Dataset excerpt:
** start **

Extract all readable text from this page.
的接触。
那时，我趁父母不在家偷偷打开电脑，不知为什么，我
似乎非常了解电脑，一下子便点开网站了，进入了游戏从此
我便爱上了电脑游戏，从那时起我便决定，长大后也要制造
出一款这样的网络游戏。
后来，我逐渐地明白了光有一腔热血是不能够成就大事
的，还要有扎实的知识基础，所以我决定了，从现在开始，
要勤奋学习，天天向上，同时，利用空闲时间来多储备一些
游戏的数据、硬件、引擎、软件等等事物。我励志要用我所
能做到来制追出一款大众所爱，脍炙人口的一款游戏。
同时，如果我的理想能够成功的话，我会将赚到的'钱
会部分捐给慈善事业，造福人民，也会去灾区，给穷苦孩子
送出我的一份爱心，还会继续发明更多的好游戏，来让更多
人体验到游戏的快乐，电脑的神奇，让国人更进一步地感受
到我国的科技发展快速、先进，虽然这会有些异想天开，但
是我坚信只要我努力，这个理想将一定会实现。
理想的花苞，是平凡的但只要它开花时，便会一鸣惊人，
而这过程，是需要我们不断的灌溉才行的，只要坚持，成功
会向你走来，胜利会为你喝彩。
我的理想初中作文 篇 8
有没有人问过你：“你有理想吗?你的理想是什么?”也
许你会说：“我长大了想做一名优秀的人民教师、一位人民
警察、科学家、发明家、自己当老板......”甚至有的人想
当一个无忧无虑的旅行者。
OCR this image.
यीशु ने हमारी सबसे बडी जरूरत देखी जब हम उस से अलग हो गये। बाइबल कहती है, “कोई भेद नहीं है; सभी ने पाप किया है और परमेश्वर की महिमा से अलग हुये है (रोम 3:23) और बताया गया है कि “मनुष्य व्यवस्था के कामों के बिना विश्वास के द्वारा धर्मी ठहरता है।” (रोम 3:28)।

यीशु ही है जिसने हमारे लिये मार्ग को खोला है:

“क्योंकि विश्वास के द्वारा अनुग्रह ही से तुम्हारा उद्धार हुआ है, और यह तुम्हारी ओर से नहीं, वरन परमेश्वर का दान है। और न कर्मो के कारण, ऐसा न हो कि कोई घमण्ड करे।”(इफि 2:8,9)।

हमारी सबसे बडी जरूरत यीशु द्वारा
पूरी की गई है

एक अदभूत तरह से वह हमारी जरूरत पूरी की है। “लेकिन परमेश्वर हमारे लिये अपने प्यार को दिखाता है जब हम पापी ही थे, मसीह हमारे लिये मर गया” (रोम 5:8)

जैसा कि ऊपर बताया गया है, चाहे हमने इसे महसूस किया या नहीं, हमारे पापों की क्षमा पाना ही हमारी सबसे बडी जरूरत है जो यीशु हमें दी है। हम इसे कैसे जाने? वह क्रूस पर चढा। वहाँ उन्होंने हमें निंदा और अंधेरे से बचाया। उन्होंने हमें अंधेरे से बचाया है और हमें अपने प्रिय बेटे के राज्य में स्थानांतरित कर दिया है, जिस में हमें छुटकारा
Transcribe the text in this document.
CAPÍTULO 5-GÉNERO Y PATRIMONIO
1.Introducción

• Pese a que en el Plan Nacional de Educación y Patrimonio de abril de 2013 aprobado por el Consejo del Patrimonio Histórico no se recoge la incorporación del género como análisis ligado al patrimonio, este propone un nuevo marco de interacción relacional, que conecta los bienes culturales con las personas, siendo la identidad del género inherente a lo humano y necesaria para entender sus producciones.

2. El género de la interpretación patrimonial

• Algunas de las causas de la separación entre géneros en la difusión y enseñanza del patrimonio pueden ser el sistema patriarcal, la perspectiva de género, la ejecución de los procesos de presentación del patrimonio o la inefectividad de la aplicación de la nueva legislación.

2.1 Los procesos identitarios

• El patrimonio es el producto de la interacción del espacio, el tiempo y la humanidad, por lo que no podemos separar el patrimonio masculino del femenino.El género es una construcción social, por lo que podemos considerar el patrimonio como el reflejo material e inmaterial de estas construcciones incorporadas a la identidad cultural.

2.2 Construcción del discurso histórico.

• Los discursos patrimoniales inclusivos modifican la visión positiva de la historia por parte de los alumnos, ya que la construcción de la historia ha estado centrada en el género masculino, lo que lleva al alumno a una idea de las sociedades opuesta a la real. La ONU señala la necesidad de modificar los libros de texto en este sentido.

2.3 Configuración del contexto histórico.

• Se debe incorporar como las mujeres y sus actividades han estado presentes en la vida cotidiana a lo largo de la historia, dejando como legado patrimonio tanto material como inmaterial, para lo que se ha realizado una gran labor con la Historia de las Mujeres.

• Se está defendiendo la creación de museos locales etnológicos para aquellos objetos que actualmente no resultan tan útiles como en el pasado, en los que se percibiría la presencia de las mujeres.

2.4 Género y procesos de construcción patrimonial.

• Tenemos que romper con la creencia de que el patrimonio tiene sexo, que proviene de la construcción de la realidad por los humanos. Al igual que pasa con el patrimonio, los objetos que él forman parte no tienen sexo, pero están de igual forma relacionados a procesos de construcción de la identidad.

** end **

▶ **Exercise**
Using the entries above, return each line that includes the word "este".

▶ **Written response**
• Pese a que en el Plan Nacional de Educación y Patrimonio de abril de 2013 aprobado por el Consejo del Patrimonio Histórico no se recoge la incorporación del género como análisis ligado al patrimonio, este propone un nuevo marco de interacción relacional, que conecta los bienes culturales con las personas, siendo la identidad del género inherente a lo humano y necesaria para entender sus producciones.
• Los discursos patrimoniales inclusivos modifican la visión positiva de la historia por parte de los alumnos, ya que la construcción de la historia ha estado centrada en el género masculino, lo que lleva al alumno a una idea de las sociedades opuesta a la real. La ONU señala la necesidad de modificar los libros de texto en este sentido.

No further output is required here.